STATED GOAL: Return a copy of every line in the records that includes the word "综合整治".

SUPPLIED DATA:
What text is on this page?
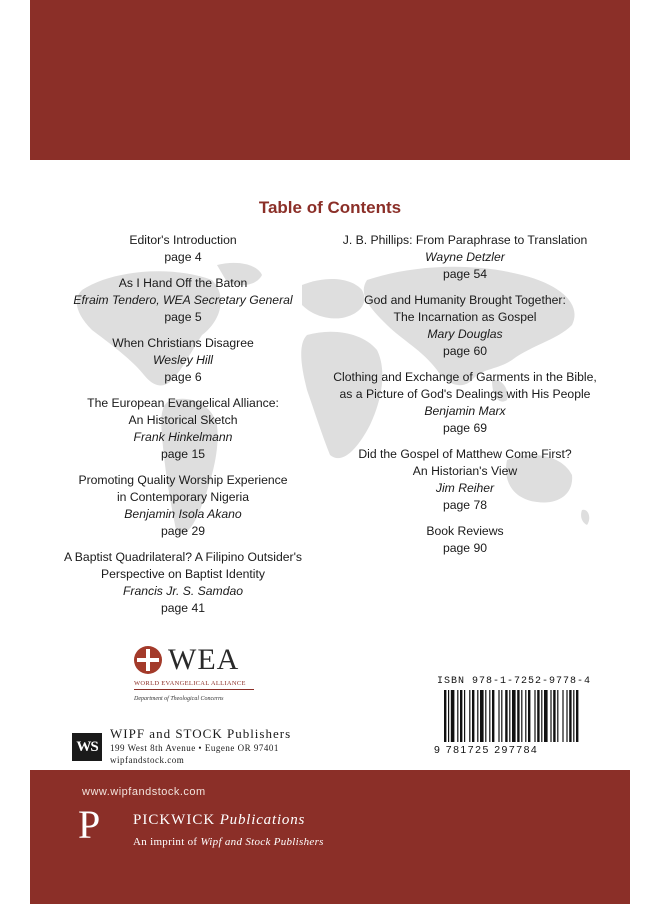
Table of Contents
Editor's Introduction
page 4
As I Hand Off the Baton
Efraim Tendero, WEA Secretary General
page 5
When Christians Disagree
Wesley Hill
page 6
The European Evangelical Alliance:
An Historical Sketch
Frank Hinkelmann
page 15
Promoting Quality Worship Experience
in Contemporary Nigeria
Benjamin Isola Akano
page 29
A Baptist Quadrilateral? A Filipino Outsider's
Perspective on Baptist Identity
Francis Jr. S. Samdao
page 41
J. B. Phillips: From Paraphrase to Translation
Wayne Detzler
page 54
God and Humanity Brought Together:
The Incarnation as Gospel
Mary Douglas
page 60
Clothing and Exchange of Garments in the Bible,
as a Picture of God's Dealings with His People
Benjamin Marx
page 69
Did the Gospel of Matthew Come First?
An Historian's View
Jim Reiher
page 78
Book Reviews
page 90
WEA
WORLD EVANGELICAL ALLIANCE
Department of Theological Concerns
WS
WIPF and STOCK Publishers
199 West 8th Avenue • Eugene OR 97401
wipfandstock.com
ISBN 978-1-7252-9778-4
9 781725 297784
www.wipfandstock.com
P PICKWICK Publications
An imprint of Wipf and Stock Publishers
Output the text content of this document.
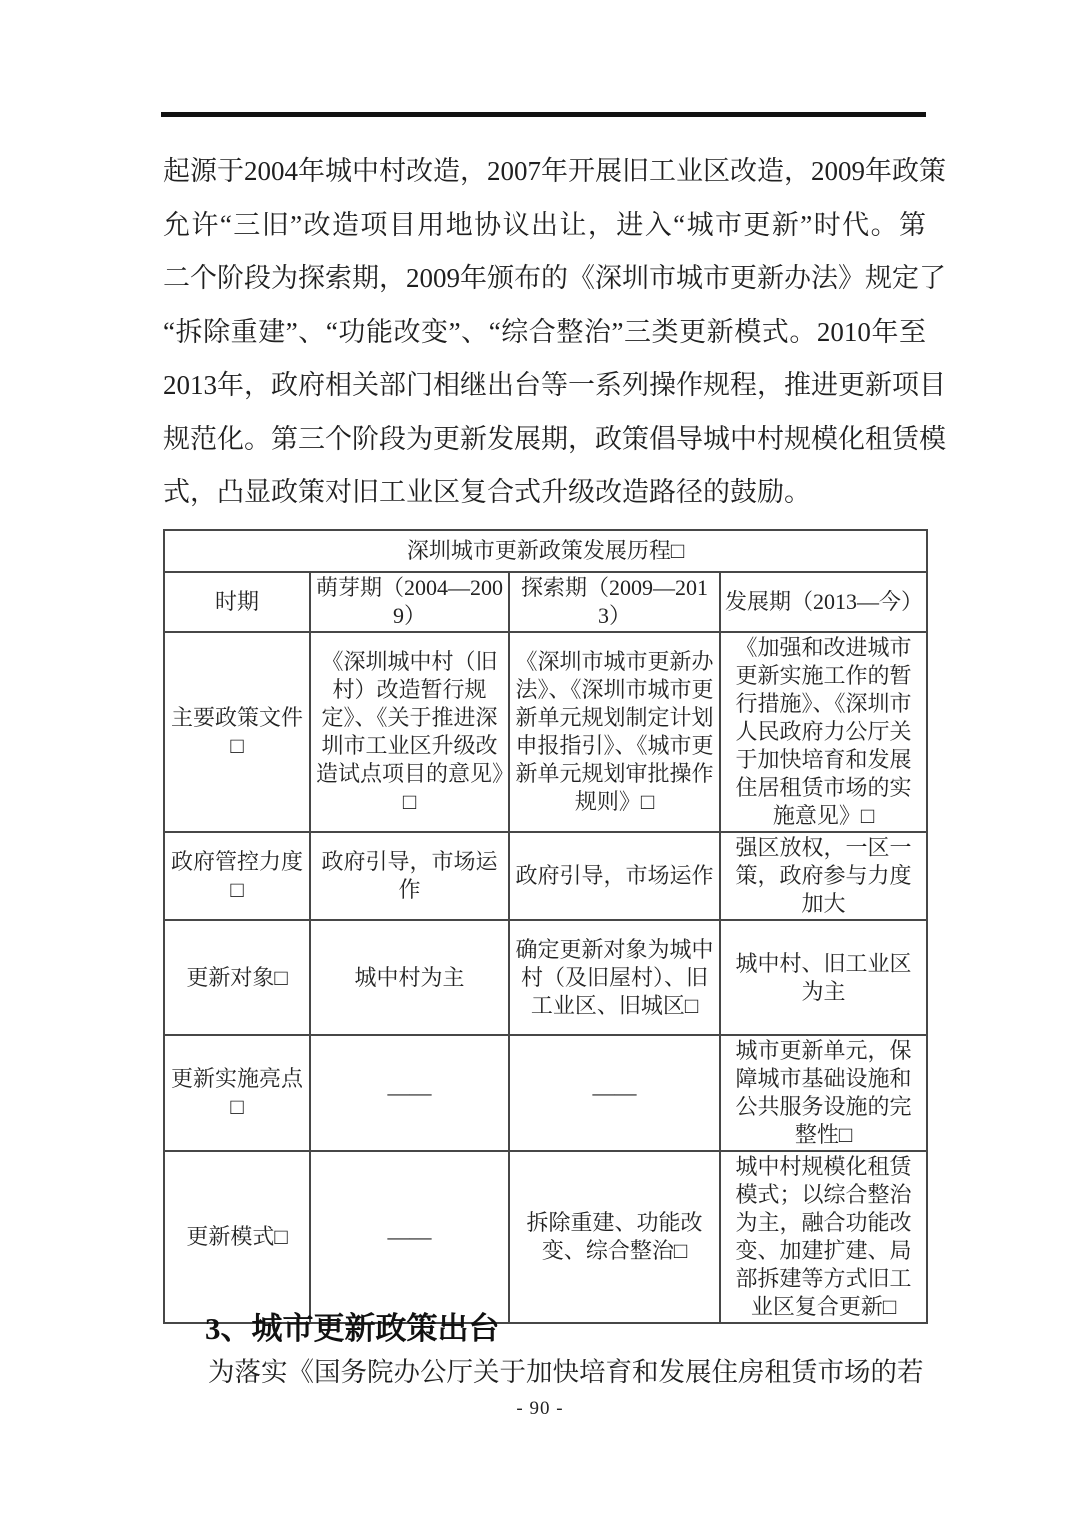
起源于2004年城中村改造，2007年开展旧工业区改造，2009年政策
允许“三旧”改造项目用地协议出让，进入“城市更新”时代。第
二个阶段为探索期，2009年颁布的《深圳市城市更新办法》规定了
“拆除重建”、“功能改变”、“综合整治”三类更新模式。2010年至
2013年，政府相关部门相继出台等一系列操作规程，推进更新项目
规范化。第三个阶段为更新发展期，政策倡导城中村规模化租赁模
式，凸显政策对旧工业区复合式升级改造路径的鼓励。
深圳城市更新政策发展历程□			
时期	萌芽期（2004—2009）	探索期（2009—2013）	发展期（2013—今）
主要政策文件□	《深圳城中村（旧村）改造暂行规定》、《关于推进深圳市工业区升级改造试点项目的意见》□	《深圳市城市更新办法》、《深圳市城市更新单元规划制定计划申报指引》、《城市更新单元规划审批操作规则》□	《加强和改进城市更新实施工作的暂行措施》、《深圳市人民政府力公厅关于加快培育和发展住居租赁市场的实施意见》□
政府管控力度□	政府引导，市场运作	政府引导，市场运作	强区放权，一区一策，政府参与力度加大
更新对象□	城中村为主	确定更新对象为城中村（及旧屋村）、旧工业区、旧城区□	城中村、旧工业区为主
更新实施亮点□	——	——	城市更新单元，保障城市基础设施和公共服务设施的完整性□
更新模式□	——	拆除重建、功能改变、综合整治□	城中村规模化租赁模式；以综合整治为主，融合功能改变、加建扩建、局部拆建等方式旧工业区复合更新□
3、城市更新政策出台

为落实《国务院办公厅关于加快培育和发展住房租赁市场的若

- 90 -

EXERCISE SOLUTION:
“拆除重建”、“功能改变”、“综合整治”三类更新模式。2010年至
更新模式□	——	拆除重建、功能改变、综合整治□	城中村规模化租赁模式；以综合整治为主，融合功能改变、加建扩建、局部拆建等方式旧工业区复合更新□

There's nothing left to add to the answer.